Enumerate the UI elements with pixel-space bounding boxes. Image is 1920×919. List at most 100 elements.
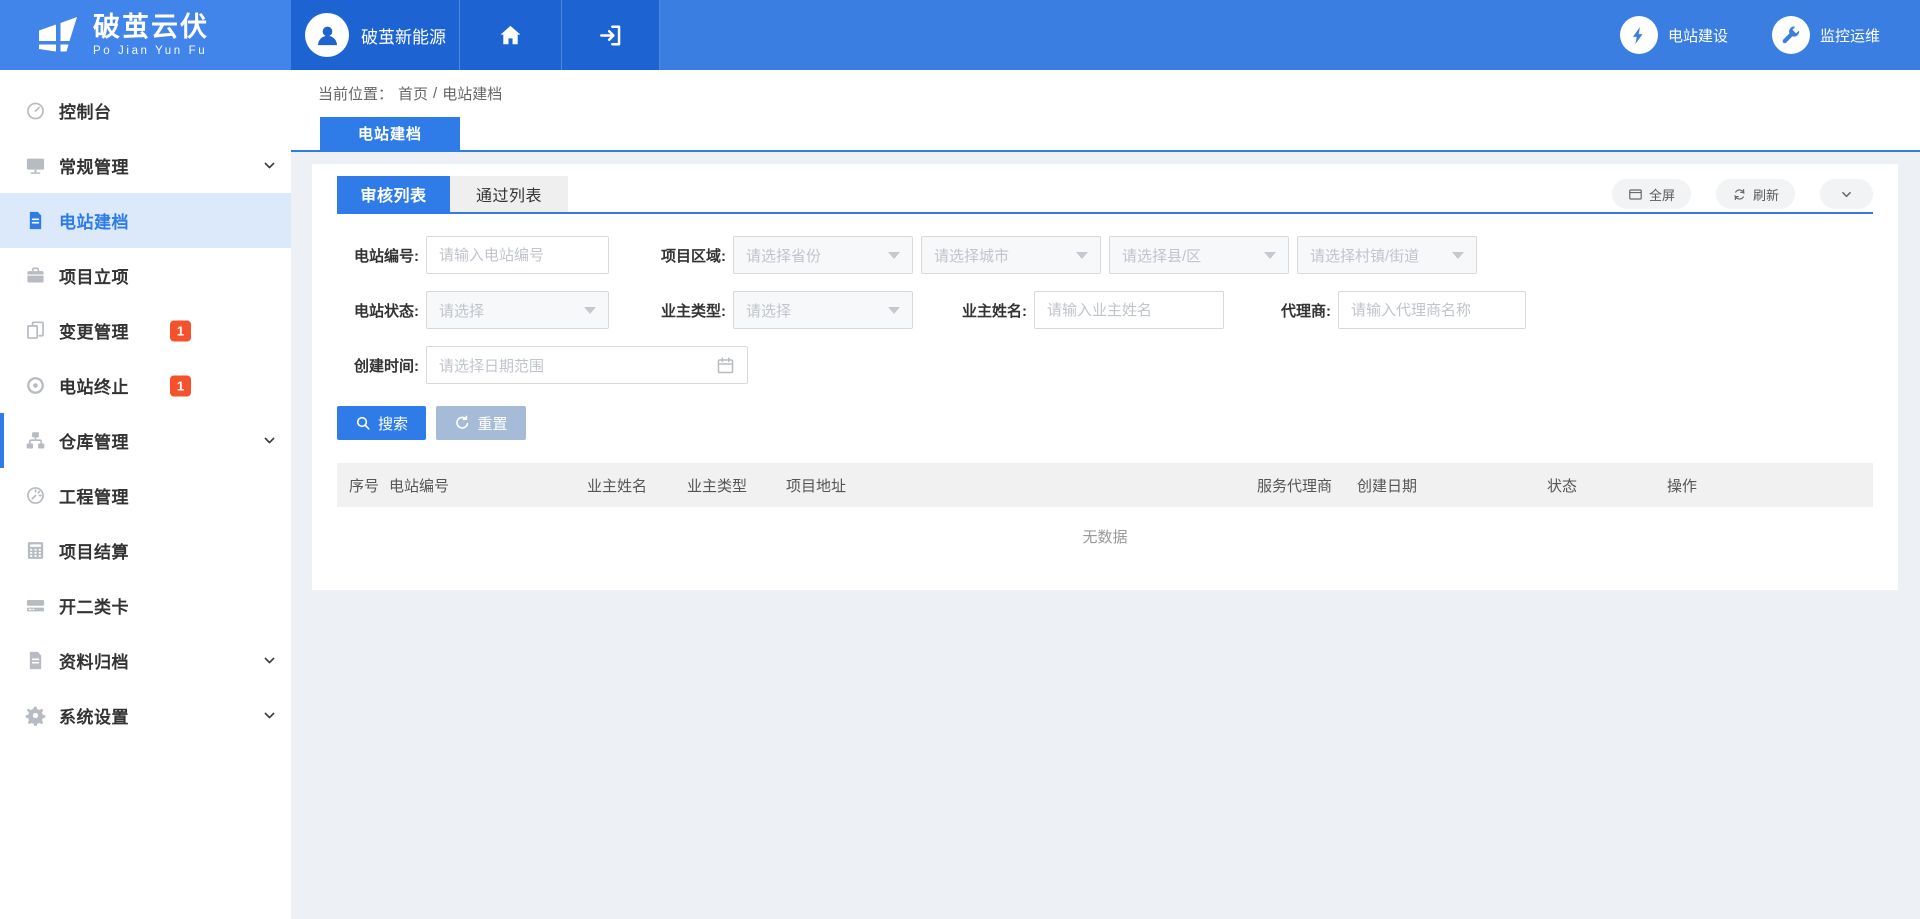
chevron-down-icon: [261, 157, 278, 174]
wrench-icon: [1780, 25, 1801, 46]
document-icon: [25, 210, 46, 231]
breadcrumb-prefix: 当前位置：: [318, 83, 393, 104]
column-created-date: 创建日期: [1357, 475, 1547, 496]
region-select-street[interactable]: 请选择村镇/街道: [1297, 236, 1477, 274]
sidebar-item-label: 资料归档: [59, 648, 129, 673]
wrench-icon-circle: [1772, 16, 1810, 54]
station-no-label: 电站编号:: [337, 245, 419, 266]
region-label: 项目区域:: [644, 245, 726, 266]
header-nav-station-build[interactable]: 电站建设: [1620, 16, 1728, 54]
reset-label: 重置: [477, 413, 507, 434]
fullscreen-icon: [1628, 187, 1643, 202]
bolt-icon-circle: [1620, 16, 1658, 54]
owner-type-label: 业主类型:: [644, 300, 726, 321]
main-area: 当前位置： 首页 / 电站建档 电站建档 审核列表 通过列表 全屏: [291, 70, 1920, 919]
region-select-district[interactable]: 请选择县/区: [1109, 236, 1289, 274]
sidebar-item-label: 项目结算: [59, 538, 129, 563]
chevron-down-icon: [261, 432, 278, 449]
speedometer-icon: [25, 485, 46, 506]
refresh-label: 刷新: [1753, 185, 1779, 204]
search-button[interactable]: 搜索: [337, 406, 426, 440]
collapse-button[interactable]: [1820, 179, 1873, 209]
sidebar: 控制台常规管理电站建档项目立项变更管理 1 电站终止1 仓库管理工程管理项目结算开二类…: [0, 70, 291, 919]
sidebar-item-warehouse-management[interactable]: 仓库管理: [0, 413, 291, 468]
region-select-province[interactable]: 请选择省份: [733, 236, 913, 274]
column-seq: 序号: [349, 475, 389, 496]
sidebar-item-project-settlement[interactable]: 项目结算: [0, 523, 291, 578]
region-select-placeholder: 请选择村镇/街道: [1310, 245, 1419, 266]
header-nav-monitor-ops[interactable]: 监控运维: [1772, 16, 1880, 54]
caret-down-icon: [888, 307, 900, 314]
column-agent: 服务代理商: [1257, 475, 1357, 496]
caret-down-icon: [888, 252, 900, 259]
calculator-icon: [25, 540, 46, 561]
person-icon: [314, 22, 341, 49]
region-selects: 请选择省份请选择城市请选择县/区请选择村镇/街道: [733, 236, 1477, 274]
date-range-input[interactable]: 请选择日期范围: [426, 346, 748, 384]
sidebar-item-general-management[interactable]: 常规管理: [0, 138, 291, 193]
sidebar-item-label: 仓库管理: [59, 428, 129, 453]
refresh-button[interactable]: 刷新: [1716, 179, 1795, 209]
avatar: [305, 13, 349, 57]
monitor-icon: [25, 155, 46, 176]
archive-icon: [25, 650, 46, 671]
sidebar-item-engineering-management[interactable]: 工程管理: [0, 468, 291, 523]
page-tab-station-filing[interactable]: 电站建档: [320, 117, 460, 150]
sidebar-item-label: 电站终止: [59, 373, 129, 398]
column-actions: 操作: [1667, 475, 1873, 496]
sidebar-item-open-type2-card[interactable]: 开二类卡: [0, 578, 291, 633]
station-no-input[interactable]: [426, 236, 609, 274]
calendar-icon: [716, 356, 735, 375]
region-select-city[interactable]: 请选择城市: [921, 236, 1101, 274]
sidebar-item-data-archive[interactable]: 资料归档: [0, 633, 291, 688]
header-nav-label: 监控运维: [1820, 25, 1880, 46]
user-menu[interactable]: 破茧新能源: [291, 0, 460, 70]
sign-in-icon: [597, 22, 624, 49]
notification-badge: 1: [170, 320, 191, 341]
caret-down-icon: [584, 307, 596, 314]
sidebar-item-label: 系统设置: [59, 703, 129, 728]
caret-down-icon: [1076, 252, 1088, 259]
column-address: 项目地址: [786, 475, 1257, 496]
results-table: 序号电站编号业主姓名业主类型项目地址服务代理商创建日期状态操作 无数据: [337, 463, 1873, 565]
table-empty-state: 无数据: [337, 507, 1873, 565]
reset-button[interactable]: 重置: [436, 406, 526, 440]
caret-down-icon: [1452, 252, 1464, 259]
bolt-icon: [1628, 25, 1649, 46]
sitemap-icon: [25, 430, 46, 451]
top-header: 破茧云伏 Po Jian Yun Fu 破茧新能源 电站建设 监控运维: [0, 0, 1920, 70]
sidebar-item-label: 控制台: [59, 98, 112, 123]
column-status: 状态: [1547, 475, 1667, 496]
owner-type-select[interactable]: 请选择: [733, 291, 913, 329]
breadcrumb-home[interactable]: 首页: [398, 83, 428, 104]
station-status-select[interactable]: 请选择: [426, 291, 609, 329]
sign-out-button[interactable]: [562, 0, 660, 70]
fullscreen-button[interactable]: 全屏: [1612, 179, 1691, 209]
content-area: 审核列表 通过列表 全屏 刷新: [291, 152, 1920, 590]
tab-review-list[interactable]: 审核列表: [337, 176, 450, 212]
sidebar-item-label: 变更管理: [59, 318, 129, 343]
sidebar-item-label: 常规管理: [59, 153, 129, 178]
home-button[interactable]: [460, 0, 562, 70]
tab-passed-list[interactable]: 通过列表: [450, 176, 568, 212]
sidebar-item-system-settings[interactable]: 系统设置: [0, 688, 291, 743]
sidebar-item-station-termination[interactable]: 电站终止1: [0, 358, 291, 413]
page-tab-row: 电站建档: [291, 117, 1920, 150]
company-name: 破茧新能源: [361, 23, 446, 48]
sidebar-item-label: 开二类卡: [59, 593, 129, 618]
owner-name-input[interactable]: [1034, 291, 1224, 329]
gear-icon: [25, 705, 46, 726]
sidebar-item-change-management[interactable]: 变更管理 1: [0, 303, 291, 358]
sidebar-item-project-initiation[interactable]: 项目立项: [0, 248, 291, 303]
sidebar-item-label: 电站建档: [59, 208, 129, 233]
breadcrumb-separator: /: [433, 85, 437, 102]
panel-card: 审核列表 通过列表 全屏 刷新: [312, 164, 1898, 590]
brand-logo[interactable]: 破茧云伏 Po Jian Yun Fu: [0, 0, 291, 70]
agent-input[interactable]: [1338, 291, 1526, 329]
search-icon: [355, 415, 371, 431]
breadcrumb: 当前位置： 首页 / 电站建档: [291, 70, 1920, 117]
created-time-label: 创建时间:: [337, 355, 419, 376]
sidebar-item-console[interactable]: 控制台: [0, 83, 291, 138]
sidebar-item-station-filing[interactable]: 电站建档: [0, 193, 291, 248]
column-station-no: 电站编号: [389, 475, 587, 496]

+++++

▸ What to do
Copy out the material above, changing every "sidebar-item-label" to "menu-item-text" and keeping everything else the same. Leave the pictures out of your answer.

▸ Written reply
Enumerate the UI elements with pixel-space bounding boxes. Image is 1920×919. List at most 100 elements.
chevron-down-icon: [261, 157, 278, 174]
wrench-icon: [1780, 25, 1801, 46]
document-icon: [25, 210, 46, 231]
breadcrumb-prefix: 当前位置：: [318, 83, 393, 104]
column-created-date: 创建日期: [1357, 475, 1547, 496]
region-select-street[interactable]: 请选择村镇/街道: [1297, 236, 1477, 274]
menu-item-text: 资料归档: [59, 648, 129, 673]
wrench-icon-circle: [1772, 16, 1810, 54]
station-no-label: 电站编号:: [337, 245, 419, 266]
region-label: 项目区域:: [644, 245, 726, 266]
header-nav-station-build[interactable]: 电站建设: [1620, 16, 1728, 54]
reset-label: 重置: [477, 413, 507, 434]
fullscreen-icon: [1628, 187, 1643, 202]
bolt-icon-circle: [1620, 16, 1658, 54]
owner-type-label: 业主类型:: [644, 300, 726, 321]
main-area: 当前位置： 首页 / 电站建档 电站建档 审核列表 通过列表 全屏: [291, 70, 1920, 919]
region-select-district[interactable]: 请选择县/区: [1109, 236, 1289, 274]
menu-item-text: 项目结算: [59, 538, 129, 563]
chevron-down-icon: [261, 432, 278, 449]
speedometer-icon: [25, 485, 46, 506]
refresh-label: 刷新: [1753, 185, 1779, 204]
search-button[interactable]: 搜索: [337, 406, 426, 440]
collapse-button[interactable]: [1820, 179, 1873, 209]
sidebar: 控制台常规管理电站建档项目立项变更管理 1 电站终止1 仓库管理工程管理项目结算开二类…: [0, 70, 291, 919]
sidebar-item-warehouse-management[interactable]: 仓库管理: [0, 413, 291, 468]
region-select-province[interactable]: 请选择省份: [733, 236, 913, 274]
column-seq: 序号: [349, 475, 389, 496]
sidebar-item-project-settlement[interactable]: 项目结算: [0, 523, 291, 578]
region-select-placeholder: 请选择村镇/街道: [1310, 245, 1419, 266]
header-nav-monitor-ops[interactable]: 监控运维: [1772, 16, 1880, 54]
caret-down-icon: [888, 307, 900, 314]
column-agent: 服务代理商: [1257, 475, 1357, 496]
caret-down-icon: [888, 252, 900, 259]
calculator-icon: [25, 540, 46, 561]
person-icon: [314, 22, 341, 49]
region-selects: 请选择省份请选择城市请选择县/区请选择村镇/街道: [733, 236, 1477, 274]
date-range-input[interactable]: 请选择日期范围: [426, 346, 748, 384]
sidebar-item-general-management[interactable]: 常规管理: [0, 138, 291, 193]
menu-item-text: 仓库管理: [59, 428, 129, 453]
refresh-button[interactable]: 刷新: [1716, 179, 1795, 209]
avatar: [305, 13, 349, 57]
monitor-icon: [25, 155, 46, 176]
archive-icon: [25, 650, 46, 671]
sidebar-item-engineering-management[interactable]: 工程管理: [0, 468, 291, 523]
page-tab-station-filing[interactable]: 电站建档: [320, 117, 460, 150]
menu-item-text: 电站终止: [59, 373, 129, 398]
column-actions: 操作: [1667, 475, 1873, 496]
sidebar-item-open-type2-card[interactable]: 开二类卡: [0, 578, 291, 633]
station-no-input[interactable]: [426, 236, 609, 274]
calendar-icon: [716, 356, 735, 375]
region-select-city[interactable]: 请选择城市: [921, 236, 1101, 274]
sidebar-item-data-archive[interactable]: 资料归档: [0, 633, 291, 688]
header-nav-label: 监控运维: [1820, 25, 1880, 46]
user-menu[interactable]: 破茧新能源: [291, 0, 460, 70]
sign-in-icon: [597, 22, 624, 49]
notification-badge: 1: [170, 320, 191, 341]
caret-down-icon: [584, 307, 596, 314]
menu-item-text: 系统设置: [59, 703, 129, 728]
caret-down-icon: [1076, 252, 1088, 259]
column-address: 项目地址: [786, 475, 1257, 496]
results-table: 序号电站编号业主姓名业主类型项目地址服务代理商创建日期状态操作 无数据: [337, 463, 1873, 565]
table-empty-state: 无数据: [337, 507, 1873, 565]
reset-button[interactable]: 重置: [436, 406, 526, 440]
caret-down-icon: [1452, 252, 1464, 259]
bolt-icon: [1628, 25, 1649, 46]
sitemap-icon: [25, 430, 46, 451]
top-header: 破茧云伏 Po Jian Yun Fu 破茧新能源 电站建设 监控运维: [0, 0, 1920, 70]
menu-item-text: 控制台: [59, 98, 112, 123]
column-status: 状态: [1547, 475, 1667, 496]
owner-type-select[interactable]: 请选择: [733, 291, 913, 329]
breadcrumb-home[interactable]: 首页: [398, 83, 428, 104]
station-status-select[interactable]: 请选择: [426, 291, 609, 329]
sign-out-button[interactable]: [562, 0, 660, 70]
fullscreen-button[interactable]: 全屏: [1612, 179, 1691, 209]
content-area: 审核列表 通过列表 全屏 刷新: [291, 152, 1920, 590]
tab-review-list[interactable]: 审核列表: [337, 176, 450, 212]
menu-item-text: 变更管理: [59, 318, 129, 343]
menu-item-text: 常规管理: [59, 153, 129, 178]
home-button[interactable]: [460, 0, 562, 70]
tab-passed-list[interactable]: 通过列表: [450, 176, 568, 212]
sidebar-item-system-settings[interactable]: 系统设置: [0, 688, 291, 743]
sidebar-item-station-termination[interactable]: 电站终止1: [0, 358, 291, 413]
page-tab-row: 电站建档: [291, 117, 1920, 150]
company-name: 破茧新能源: [361, 23, 446, 48]
menu-item-text: 开二类卡: [59, 593, 129, 618]
owner-name-input[interactable]: [1034, 291, 1224, 329]
gear-icon: [25, 705, 46, 726]
sidebar-item-change-management[interactable]: 变更管理 1: [0, 303, 291, 358]
sidebar-item-project-initiation[interactable]: 项目立项: [0, 248, 291, 303]
menu-item-text: 电站建档: [59, 208, 129, 233]
breadcrumb-separator: /: [433, 85, 437, 102]
panel-card: 审核列表 通过列表 全屏 刷新: [312, 164, 1898, 590]
brand-logo[interactable]: 破茧云伏 Po Jian Yun Fu: [0, 0, 291, 70]
agent-input[interactable]: [1338, 291, 1526, 329]
search-icon: [355, 415, 371, 431]
breadcrumb: 当前位置： 首页 / 电站建档: [291, 70, 1920, 117]
created-time-label: 创建时间:: [337, 355, 419, 376]
sidebar-item-console[interactable]: 控制台: [0, 83, 291, 138]
sidebar-item-station-filing[interactable]: 电站建档: [0, 193, 291, 248]
column-station-no: 电站编号: [389, 475, 587, 496]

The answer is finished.